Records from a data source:
-- START --

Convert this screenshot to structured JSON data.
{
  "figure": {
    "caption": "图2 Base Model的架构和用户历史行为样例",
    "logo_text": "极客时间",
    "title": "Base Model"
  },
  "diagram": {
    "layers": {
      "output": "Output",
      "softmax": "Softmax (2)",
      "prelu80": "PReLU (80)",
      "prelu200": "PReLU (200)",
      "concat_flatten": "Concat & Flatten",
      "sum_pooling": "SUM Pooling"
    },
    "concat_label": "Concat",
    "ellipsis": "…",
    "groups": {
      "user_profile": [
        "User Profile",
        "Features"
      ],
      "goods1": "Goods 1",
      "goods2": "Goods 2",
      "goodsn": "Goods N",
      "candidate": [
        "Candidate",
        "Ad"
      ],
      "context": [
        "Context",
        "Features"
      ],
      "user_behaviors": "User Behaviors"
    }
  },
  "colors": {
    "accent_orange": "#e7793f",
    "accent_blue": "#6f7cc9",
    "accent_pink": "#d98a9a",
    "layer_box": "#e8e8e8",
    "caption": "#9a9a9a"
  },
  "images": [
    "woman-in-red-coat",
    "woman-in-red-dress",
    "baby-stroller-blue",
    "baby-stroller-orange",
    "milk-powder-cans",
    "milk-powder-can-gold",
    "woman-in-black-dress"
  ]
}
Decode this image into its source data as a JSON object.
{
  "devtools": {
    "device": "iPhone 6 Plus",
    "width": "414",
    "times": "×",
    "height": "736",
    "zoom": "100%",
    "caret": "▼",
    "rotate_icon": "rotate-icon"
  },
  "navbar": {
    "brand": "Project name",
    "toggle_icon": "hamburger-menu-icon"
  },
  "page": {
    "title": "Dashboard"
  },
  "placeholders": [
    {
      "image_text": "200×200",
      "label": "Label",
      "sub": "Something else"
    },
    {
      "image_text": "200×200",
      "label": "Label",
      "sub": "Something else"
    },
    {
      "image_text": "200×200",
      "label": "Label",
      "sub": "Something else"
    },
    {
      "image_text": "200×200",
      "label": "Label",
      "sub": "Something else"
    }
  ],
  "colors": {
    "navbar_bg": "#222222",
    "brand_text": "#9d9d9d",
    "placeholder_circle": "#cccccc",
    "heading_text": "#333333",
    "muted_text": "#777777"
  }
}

-- END --

* [Stated exercise]
Looking at the data above, how many lines hold the word "stroller"? Respond with the number alone.

* [The answer]
2